> Source records:
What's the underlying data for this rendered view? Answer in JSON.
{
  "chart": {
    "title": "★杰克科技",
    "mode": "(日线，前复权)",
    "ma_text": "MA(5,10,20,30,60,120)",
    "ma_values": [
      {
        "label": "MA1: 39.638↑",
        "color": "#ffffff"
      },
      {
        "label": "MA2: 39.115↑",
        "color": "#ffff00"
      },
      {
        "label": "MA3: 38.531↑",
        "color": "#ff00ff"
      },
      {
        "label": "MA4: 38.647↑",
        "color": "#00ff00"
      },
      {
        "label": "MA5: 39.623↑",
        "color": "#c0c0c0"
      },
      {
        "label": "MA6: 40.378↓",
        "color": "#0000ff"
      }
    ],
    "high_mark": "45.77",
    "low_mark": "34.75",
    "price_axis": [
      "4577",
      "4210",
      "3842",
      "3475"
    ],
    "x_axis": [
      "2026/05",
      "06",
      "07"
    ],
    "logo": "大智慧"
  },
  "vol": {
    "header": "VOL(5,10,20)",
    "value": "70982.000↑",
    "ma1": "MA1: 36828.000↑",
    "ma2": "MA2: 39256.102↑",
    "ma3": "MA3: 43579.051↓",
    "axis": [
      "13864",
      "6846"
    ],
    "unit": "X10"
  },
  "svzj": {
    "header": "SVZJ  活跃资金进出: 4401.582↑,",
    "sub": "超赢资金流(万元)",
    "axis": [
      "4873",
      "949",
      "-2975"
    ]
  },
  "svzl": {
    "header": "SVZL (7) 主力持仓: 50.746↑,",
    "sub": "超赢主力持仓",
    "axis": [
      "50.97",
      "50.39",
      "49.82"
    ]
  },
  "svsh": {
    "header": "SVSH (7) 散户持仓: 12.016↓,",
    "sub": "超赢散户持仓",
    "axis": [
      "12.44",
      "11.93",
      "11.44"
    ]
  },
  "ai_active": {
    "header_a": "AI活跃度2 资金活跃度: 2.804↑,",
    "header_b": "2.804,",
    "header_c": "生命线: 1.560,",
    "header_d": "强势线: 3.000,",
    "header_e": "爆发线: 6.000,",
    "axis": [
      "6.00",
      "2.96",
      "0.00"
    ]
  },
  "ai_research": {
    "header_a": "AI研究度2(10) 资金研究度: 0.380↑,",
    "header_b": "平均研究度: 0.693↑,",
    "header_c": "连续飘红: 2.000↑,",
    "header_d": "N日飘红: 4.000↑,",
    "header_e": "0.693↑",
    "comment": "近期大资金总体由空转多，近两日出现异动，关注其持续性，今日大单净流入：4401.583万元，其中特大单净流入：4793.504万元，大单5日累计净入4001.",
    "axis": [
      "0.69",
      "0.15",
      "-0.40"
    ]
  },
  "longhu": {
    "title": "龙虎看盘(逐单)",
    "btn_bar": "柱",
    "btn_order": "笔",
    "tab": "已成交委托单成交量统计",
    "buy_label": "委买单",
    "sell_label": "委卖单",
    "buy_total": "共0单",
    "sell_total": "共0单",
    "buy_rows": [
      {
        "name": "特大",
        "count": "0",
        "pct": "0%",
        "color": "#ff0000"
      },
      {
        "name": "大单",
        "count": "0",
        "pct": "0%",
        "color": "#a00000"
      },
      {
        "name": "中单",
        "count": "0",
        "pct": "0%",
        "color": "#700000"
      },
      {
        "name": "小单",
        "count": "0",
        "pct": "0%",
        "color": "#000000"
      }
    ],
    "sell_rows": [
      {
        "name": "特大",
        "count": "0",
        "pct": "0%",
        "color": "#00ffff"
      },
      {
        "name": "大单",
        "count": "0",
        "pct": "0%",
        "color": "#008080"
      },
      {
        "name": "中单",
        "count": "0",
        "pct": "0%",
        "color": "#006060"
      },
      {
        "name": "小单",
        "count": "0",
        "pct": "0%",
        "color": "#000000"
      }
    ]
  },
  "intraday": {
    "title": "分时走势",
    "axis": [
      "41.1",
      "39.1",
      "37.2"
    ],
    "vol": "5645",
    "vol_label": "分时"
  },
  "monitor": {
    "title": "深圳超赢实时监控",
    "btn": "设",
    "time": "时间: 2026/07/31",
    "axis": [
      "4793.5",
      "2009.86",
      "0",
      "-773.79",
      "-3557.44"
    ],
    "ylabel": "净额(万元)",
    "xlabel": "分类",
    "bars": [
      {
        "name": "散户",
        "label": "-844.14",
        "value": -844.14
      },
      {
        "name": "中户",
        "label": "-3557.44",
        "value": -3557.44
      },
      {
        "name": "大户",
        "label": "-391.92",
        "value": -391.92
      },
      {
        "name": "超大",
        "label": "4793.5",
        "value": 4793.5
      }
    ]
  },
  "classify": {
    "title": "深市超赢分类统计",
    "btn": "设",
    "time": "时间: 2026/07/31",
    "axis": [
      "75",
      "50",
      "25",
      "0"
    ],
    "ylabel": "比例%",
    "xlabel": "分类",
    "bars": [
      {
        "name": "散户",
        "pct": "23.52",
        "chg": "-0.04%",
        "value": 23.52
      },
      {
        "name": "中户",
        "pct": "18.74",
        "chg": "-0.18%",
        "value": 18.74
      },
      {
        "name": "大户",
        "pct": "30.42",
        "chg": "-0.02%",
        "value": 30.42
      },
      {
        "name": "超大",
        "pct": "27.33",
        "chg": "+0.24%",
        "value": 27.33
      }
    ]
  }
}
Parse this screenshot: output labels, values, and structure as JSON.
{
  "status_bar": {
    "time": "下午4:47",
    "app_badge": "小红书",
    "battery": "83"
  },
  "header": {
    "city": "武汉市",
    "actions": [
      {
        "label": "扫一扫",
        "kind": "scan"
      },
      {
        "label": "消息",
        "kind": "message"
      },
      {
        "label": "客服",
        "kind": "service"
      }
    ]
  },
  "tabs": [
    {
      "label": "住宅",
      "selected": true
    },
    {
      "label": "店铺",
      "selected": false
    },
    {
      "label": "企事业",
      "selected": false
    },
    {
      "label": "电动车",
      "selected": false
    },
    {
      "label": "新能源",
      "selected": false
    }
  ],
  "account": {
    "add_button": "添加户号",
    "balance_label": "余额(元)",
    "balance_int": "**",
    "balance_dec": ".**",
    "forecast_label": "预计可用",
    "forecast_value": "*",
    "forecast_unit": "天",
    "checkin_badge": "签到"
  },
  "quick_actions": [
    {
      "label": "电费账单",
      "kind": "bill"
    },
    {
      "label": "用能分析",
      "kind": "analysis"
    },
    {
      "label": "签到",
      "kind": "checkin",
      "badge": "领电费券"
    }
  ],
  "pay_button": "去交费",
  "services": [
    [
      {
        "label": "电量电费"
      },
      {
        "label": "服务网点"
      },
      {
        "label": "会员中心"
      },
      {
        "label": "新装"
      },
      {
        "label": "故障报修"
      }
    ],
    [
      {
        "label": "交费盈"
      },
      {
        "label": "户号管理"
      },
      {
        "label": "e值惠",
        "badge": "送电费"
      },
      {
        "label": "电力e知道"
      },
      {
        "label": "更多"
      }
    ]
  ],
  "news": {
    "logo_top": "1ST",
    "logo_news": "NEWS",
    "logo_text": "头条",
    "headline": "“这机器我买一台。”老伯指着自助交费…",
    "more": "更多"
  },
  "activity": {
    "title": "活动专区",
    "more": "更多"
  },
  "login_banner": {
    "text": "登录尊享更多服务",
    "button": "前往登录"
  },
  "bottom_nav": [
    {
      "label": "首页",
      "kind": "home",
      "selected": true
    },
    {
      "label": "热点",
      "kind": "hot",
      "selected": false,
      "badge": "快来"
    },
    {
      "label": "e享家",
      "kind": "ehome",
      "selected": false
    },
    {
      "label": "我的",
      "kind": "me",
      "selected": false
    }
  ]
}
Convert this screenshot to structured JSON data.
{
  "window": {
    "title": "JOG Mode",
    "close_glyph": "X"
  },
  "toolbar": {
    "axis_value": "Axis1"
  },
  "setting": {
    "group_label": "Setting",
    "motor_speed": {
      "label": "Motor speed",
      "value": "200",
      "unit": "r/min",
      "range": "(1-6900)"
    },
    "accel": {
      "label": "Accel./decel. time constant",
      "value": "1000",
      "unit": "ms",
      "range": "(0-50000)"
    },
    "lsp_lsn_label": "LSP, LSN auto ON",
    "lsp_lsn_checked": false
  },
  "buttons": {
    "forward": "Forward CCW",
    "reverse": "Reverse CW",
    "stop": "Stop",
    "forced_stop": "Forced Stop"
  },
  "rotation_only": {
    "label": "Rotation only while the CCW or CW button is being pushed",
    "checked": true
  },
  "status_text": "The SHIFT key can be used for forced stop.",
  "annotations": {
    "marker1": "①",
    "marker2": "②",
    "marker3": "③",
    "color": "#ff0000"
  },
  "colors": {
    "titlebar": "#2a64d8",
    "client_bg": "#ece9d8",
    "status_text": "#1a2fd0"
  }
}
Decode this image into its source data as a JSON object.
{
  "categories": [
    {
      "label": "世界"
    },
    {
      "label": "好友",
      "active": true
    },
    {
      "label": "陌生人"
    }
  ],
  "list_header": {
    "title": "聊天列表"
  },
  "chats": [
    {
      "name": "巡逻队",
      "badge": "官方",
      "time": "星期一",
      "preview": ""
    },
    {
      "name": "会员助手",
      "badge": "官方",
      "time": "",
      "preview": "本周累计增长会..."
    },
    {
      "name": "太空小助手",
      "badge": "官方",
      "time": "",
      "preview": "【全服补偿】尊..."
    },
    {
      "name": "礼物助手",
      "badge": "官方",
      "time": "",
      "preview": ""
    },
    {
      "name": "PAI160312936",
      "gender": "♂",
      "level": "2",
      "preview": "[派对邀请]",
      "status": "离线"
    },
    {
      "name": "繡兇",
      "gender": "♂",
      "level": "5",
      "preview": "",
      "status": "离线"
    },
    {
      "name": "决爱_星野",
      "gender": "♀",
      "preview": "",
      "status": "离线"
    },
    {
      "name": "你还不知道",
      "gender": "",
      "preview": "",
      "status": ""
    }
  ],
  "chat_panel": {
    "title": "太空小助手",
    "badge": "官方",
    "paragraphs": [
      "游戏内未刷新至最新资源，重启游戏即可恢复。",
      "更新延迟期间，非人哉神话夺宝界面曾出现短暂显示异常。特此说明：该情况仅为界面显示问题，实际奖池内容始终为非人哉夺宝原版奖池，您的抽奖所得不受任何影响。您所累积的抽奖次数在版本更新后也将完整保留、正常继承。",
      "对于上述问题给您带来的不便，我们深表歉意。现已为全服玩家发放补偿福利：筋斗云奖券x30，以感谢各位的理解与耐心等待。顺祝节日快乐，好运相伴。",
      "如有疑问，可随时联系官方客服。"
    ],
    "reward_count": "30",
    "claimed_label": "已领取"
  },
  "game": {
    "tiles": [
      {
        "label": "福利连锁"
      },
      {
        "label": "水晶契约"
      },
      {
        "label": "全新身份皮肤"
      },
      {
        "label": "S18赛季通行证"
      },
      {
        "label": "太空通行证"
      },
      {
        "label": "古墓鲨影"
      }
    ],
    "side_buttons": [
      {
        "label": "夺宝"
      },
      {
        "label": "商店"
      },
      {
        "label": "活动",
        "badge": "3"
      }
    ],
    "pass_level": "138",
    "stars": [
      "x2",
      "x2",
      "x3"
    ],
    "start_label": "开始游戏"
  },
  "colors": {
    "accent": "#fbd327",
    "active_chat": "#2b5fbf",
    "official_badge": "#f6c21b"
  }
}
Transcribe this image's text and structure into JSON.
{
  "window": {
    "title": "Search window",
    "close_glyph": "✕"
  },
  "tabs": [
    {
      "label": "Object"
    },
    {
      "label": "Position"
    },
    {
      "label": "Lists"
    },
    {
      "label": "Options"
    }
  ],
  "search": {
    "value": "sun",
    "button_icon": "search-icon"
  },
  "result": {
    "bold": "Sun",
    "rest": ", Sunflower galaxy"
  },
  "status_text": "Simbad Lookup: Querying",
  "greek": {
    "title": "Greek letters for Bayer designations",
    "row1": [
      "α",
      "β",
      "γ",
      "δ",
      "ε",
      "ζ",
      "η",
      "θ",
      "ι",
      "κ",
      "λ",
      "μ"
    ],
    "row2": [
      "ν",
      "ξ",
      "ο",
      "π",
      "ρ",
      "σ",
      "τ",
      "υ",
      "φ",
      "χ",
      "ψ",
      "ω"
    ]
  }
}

> Stated task: Repeat word for word every line from the one that holds "Transcribe this image's" to the end. Both ends count.

> Output of the task:
Transcribe this image's text and structure into JSON.
{
  "window": {
    "title": "Search window",
    "close_glyph": "✕"
  },
  "tabs": [
    {
      "label": "Object"
    },
    {
      "label": "Position"
    },
    {
      "label": "Lists"
    },
    {
      "label": "Options"
    }
  ],
  "search": {
    "value": "sun",
    "button_icon": "search-icon"
  },
  "result": {
    "bold": "Sun",
    "rest": ", Sunflower galaxy"
  },
  "status_text": "Simbad Lookup: Querying",
  "greek": {
    "title": "Greek letters for Bayer designations",
    "row1": [
      "α",
      "β",
      "γ",
      "δ",
      "ε",
      "ζ",
      "η",
      "θ",
      "ι",
      "κ",
      "λ",
      "μ"
    ],
    "row2": [
      "ν",
      "ξ",
      "ο",
      "π",
      "ρ",
      "σ",
      "τ",
      "υ",
      "φ",
      "χ",
      "ψ",
      "ω"
    ]
  }
}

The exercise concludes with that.